# AIM OF THE EXERCISE
Please reproduce the material below with every "x-tick-label" changed to "x-axis-label", keeping all other text as it is.
-- BEGIN SUPPLIED DATA --
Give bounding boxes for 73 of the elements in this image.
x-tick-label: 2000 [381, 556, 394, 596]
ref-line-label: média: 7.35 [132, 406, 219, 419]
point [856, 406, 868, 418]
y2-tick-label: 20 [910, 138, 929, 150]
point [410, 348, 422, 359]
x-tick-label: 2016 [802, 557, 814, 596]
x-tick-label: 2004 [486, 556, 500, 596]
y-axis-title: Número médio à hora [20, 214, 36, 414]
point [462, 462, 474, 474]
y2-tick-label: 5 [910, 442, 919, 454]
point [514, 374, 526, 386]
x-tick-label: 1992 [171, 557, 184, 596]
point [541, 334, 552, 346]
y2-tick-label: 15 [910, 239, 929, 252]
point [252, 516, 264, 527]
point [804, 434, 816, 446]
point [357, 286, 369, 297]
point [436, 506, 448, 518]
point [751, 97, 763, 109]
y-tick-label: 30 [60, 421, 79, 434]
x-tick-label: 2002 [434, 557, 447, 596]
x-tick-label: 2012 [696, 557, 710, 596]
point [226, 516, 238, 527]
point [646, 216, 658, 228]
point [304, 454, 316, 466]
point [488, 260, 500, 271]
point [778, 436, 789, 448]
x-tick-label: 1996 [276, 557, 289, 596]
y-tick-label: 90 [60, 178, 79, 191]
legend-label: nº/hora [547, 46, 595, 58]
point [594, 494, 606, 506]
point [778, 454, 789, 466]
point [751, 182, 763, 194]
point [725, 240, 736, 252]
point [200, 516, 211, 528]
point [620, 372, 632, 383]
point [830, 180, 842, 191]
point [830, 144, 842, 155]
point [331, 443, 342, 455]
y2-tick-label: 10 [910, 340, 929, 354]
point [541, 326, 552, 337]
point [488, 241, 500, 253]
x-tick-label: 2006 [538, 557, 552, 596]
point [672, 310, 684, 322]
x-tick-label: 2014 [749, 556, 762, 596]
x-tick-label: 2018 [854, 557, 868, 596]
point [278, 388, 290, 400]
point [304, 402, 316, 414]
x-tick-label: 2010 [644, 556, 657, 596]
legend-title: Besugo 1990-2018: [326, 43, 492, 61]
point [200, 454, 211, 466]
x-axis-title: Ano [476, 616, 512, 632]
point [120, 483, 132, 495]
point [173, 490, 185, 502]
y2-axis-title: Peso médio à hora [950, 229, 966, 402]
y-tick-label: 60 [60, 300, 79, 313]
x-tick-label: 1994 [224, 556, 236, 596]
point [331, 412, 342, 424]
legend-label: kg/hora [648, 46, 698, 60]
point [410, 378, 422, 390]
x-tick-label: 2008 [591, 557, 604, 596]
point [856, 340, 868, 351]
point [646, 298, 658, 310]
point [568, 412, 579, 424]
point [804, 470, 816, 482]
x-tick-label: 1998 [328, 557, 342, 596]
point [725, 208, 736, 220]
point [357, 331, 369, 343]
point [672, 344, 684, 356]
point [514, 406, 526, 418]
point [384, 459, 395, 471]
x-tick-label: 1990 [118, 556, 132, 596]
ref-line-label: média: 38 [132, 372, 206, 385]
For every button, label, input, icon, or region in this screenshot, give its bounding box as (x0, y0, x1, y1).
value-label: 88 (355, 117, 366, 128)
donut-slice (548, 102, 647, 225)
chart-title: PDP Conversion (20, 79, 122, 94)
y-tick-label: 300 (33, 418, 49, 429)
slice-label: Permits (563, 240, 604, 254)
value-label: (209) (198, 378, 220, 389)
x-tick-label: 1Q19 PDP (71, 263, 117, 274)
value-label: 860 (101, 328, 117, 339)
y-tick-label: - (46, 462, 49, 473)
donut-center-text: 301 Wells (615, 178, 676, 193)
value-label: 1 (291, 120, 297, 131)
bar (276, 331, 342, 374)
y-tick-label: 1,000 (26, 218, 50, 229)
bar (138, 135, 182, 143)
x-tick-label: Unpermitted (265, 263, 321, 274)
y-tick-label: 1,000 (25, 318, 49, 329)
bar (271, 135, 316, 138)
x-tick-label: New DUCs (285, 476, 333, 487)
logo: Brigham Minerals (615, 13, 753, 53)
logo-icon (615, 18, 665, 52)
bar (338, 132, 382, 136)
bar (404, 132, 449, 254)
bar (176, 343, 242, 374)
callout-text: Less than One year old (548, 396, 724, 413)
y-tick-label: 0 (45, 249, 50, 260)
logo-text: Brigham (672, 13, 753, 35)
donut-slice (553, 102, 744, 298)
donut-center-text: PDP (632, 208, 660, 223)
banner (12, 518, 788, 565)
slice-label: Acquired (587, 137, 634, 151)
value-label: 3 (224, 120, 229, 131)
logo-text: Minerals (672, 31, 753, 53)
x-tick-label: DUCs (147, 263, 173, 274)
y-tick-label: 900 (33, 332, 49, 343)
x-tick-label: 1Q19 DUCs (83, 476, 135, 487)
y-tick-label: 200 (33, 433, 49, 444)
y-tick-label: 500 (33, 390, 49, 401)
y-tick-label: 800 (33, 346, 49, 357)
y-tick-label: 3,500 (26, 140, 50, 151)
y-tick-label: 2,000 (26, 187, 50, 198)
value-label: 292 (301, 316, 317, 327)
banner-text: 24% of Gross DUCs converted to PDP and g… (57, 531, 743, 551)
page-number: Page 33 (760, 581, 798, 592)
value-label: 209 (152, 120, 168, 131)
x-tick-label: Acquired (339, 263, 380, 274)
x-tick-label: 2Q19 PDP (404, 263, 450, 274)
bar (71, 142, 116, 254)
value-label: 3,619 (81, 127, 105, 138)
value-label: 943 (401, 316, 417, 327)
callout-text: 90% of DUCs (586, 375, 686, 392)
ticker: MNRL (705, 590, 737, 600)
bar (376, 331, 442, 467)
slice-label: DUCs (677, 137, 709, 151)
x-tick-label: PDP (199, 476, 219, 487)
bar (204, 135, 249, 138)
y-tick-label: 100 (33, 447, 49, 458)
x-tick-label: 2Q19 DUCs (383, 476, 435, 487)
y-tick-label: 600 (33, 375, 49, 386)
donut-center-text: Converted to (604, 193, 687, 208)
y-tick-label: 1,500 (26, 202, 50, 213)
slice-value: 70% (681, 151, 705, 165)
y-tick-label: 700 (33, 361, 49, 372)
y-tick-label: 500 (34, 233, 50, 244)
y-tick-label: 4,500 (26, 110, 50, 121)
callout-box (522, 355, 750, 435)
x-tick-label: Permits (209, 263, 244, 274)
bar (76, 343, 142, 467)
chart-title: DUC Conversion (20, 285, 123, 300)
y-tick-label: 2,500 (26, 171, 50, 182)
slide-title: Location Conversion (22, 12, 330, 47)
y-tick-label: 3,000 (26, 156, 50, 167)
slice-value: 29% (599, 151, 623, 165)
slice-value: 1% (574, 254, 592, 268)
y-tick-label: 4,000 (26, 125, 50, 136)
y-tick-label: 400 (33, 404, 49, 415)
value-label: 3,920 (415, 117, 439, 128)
-- END SUPPLIED DATA --
# RESPONSE TO THIS EXERCISE
Give bounding boxes for 73 of the elements in this image.
x-axis-label: 2000 [381, 556, 394, 596]
ref-line-label: média: 7.35 [132, 406, 219, 419]
point [856, 406, 868, 418]
y2-tick-label: 20 [910, 138, 929, 150]
point [410, 348, 422, 359]
x-axis-label: 2016 [802, 557, 814, 596]
x-axis-label: 2004 [486, 556, 500, 596]
y-axis-title: Número médio à hora [20, 214, 36, 414]
point [462, 462, 474, 474]
y2-tick-label: 5 [910, 442, 919, 454]
point [514, 374, 526, 386]
x-axis-label: 1992 [171, 557, 184, 596]
point [541, 334, 552, 346]
y2-tick-label: 15 [910, 239, 929, 252]
point [252, 516, 264, 527]
point [804, 434, 816, 446]
point [357, 286, 369, 297]
point [436, 506, 448, 518]
point [751, 97, 763, 109]
y-tick-label: 30 [60, 421, 79, 434]
x-axis-label: 2002 [434, 557, 447, 596]
x-axis-label: 2012 [696, 557, 710, 596]
point [226, 516, 238, 527]
point [646, 216, 658, 228]
point [304, 454, 316, 466]
point [488, 260, 500, 271]
point [778, 436, 789, 448]
x-axis-label: 1996 [276, 557, 289, 596]
y-tick-label: 90 [60, 178, 79, 191]
legend-label: nº/hora [547, 46, 595, 58]
point [594, 494, 606, 506]
point [778, 454, 789, 466]
point [751, 182, 763, 194]
point [725, 240, 736, 252]
point [200, 516, 211, 528]
point [620, 372, 632, 383]
point [830, 180, 842, 191]
point [830, 144, 842, 155]
point [331, 443, 342, 455]
y2-tick-label: 10 [910, 340, 929, 354]
point [541, 326, 552, 337]
point [488, 241, 500, 253]
x-axis-label: 2006 [538, 557, 552, 596]
point [672, 310, 684, 322]
x-axis-label: 2014 [749, 556, 762, 596]
x-axis-label: 2018 [854, 557, 868, 596]
point [278, 388, 290, 400]
point [304, 402, 316, 414]
x-axis-label: 2010 [644, 556, 657, 596]
legend-title: Besugo 1990-2018: [326, 43, 492, 61]
point [200, 454, 211, 466]
x-axis-title: Ano [476, 616, 512, 632]
point [120, 483, 132, 495]
point [173, 490, 185, 502]
y2-axis-title: Peso médio à hora [950, 229, 966, 402]
y-tick-label: 60 [60, 300, 79, 313]
x-axis-label: 1994 [224, 556, 236, 596]
point [331, 412, 342, 424]
legend-label: kg/hora [648, 46, 698, 60]
point [410, 378, 422, 390]
x-axis-label: 2008 [591, 557, 604, 596]
point [856, 340, 868, 351]
point [646, 298, 658, 310]
point [568, 412, 579, 424]
point [804, 470, 816, 482]
x-axis-label: 1998 [328, 557, 342, 596]
point [725, 208, 736, 220]
point [357, 331, 369, 343]
point [672, 344, 684, 356]
point [514, 406, 526, 418]
point [384, 459, 395, 471]
x-axis-label: 1990 [118, 556, 132, 596]
ref-line-label: média: 38 [132, 372, 206, 385]
For every button, label, input, icon, or region in this screenshot, give its bounding box as (x0, y0, x1, y1).
value-label: 88 (355, 117, 366, 128)
donut-slice (548, 102, 647, 225)
chart-title: PDP Conversion (20, 79, 122, 94)
y-tick-label: 300 (33, 418, 49, 429)
slice-label: Permits (563, 240, 604, 254)
value-label: (209) (198, 378, 220, 389)
x-axis-label: 1Q19 PDP (71, 263, 117, 274)
value-label: 860 (101, 328, 117, 339)
y-tick-label: - (46, 462, 49, 473)
donut-center-text: 301 Wells (615, 178, 676, 193)
value-label: 1 (291, 120, 297, 131)
bar (276, 331, 342, 374)
y-tick-label: 1,000 (26, 218, 50, 229)
bar (138, 135, 182, 143)
x-axis-label: Unpermitted (265, 263, 321, 274)
y-tick-label: 1,000 (25, 318, 49, 329)
bar (271, 135, 316, 138)
x-axis-label: New DUCs (285, 476, 333, 487)
logo: Brigham Minerals (615, 13, 753, 53)
logo-icon (615, 18, 665, 52)
bar (338, 132, 382, 136)
bar (404, 132, 449, 254)
bar (176, 343, 242, 374)
callout-text: Less than One year old (548, 396, 724, 413)
y-tick-label: 0 (45, 249, 50, 260)
logo-text: Brigham (672, 13, 753, 35)
donut-slice (553, 102, 744, 298)
donut-center-text: PDP (632, 208, 660, 223)
banner (12, 518, 788, 565)
slice-label: Acquired (587, 137, 634, 151)
value-label: 3 (224, 120, 229, 131)
logo-text: Minerals (672, 31, 753, 53)
x-axis-label: DUCs (147, 263, 173, 274)
y-tick-label: 900 (33, 332, 49, 343)
x-axis-label: 1Q19 DUCs (83, 476, 135, 487)
y-tick-label: 200 (33, 433, 49, 444)
y-tick-label: 500 (33, 390, 49, 401)
y-tick-label: 800 (33, 346, 49, 357)
y-tick-label: 3,500 (26, 140, 50, 151)
y-tick-label: 2,000 (26, 187, 50, 198)
value-label: 292 (301, 316, 317, 327)
banner-text: 24% of Gross DUCs converted to PDP and g… (57, 531, 743, 551)
page-number: Page 33 (760, 581, 798, 592)
value-label: 209 (152, 120, 168, 131)
x-axis-label: Acquired (339, 263, 380, 274)
x-axis-label: 2Q19 PDP (404, 263, 450, 274)
bar (71, 142, 116, 254)
value-label: 3,619 (81, 127, 105, 138)
value-label: 943 (401, 316, 417, 327)
callout-text: 90% of DUCs (586, 375, 686, 392)
ticker: MNRL (705, 590, 737, 600)
bar (376, 331, 442, 467)
slice-label: DUCs (677, 137, 709, 151)
x-axis-label: PDP (199, 476, 219, 487)
bar (204, 135, 249, 138)
y-tick-label: 100 (33, 447, 49, 458)
x-axis-label: 2Q19 DUCs (383, 476, 435, 487)
y-tick-label: 600 (33, 375, 49, 386)
donut-center-text: Converted to (604, 193, 687, 208)
y-tick-label: 1,500 (26, 202, 50, 213)
slice-value: 70% (681, 151, 705, 165)
y-tick-label: 700 (33, 361, 49, 372)
y-tick-label: 500 (34, 233, 50, 244)
y-tick-label: 4,500 (26, 110, 50, 121)
callout-box (522, 355, 750, 435)
x-axis-label: Permits (209, 263, 244, 274)
bar (76, 343, 142, 467)
chart-title: DUC Conversion (20, 285, 123, 300)
y-tick-label: 2,500 (26, 171, 50, 182)
slide-title: Location Conversion (22, 12, 330, 47)
y-tick-label: 3,000 (26, 156, 50, 167)
slice-value: 29% (599, 151, 623, 165)
slice-value: 1% (574, 254, 592, 268)
y-tick-label: 4,000 (26, 125, 50, 136)
y-tick-label: 400 (33, 404, 49, 415)
value-label: 3,920 (415, 117, 439, 128)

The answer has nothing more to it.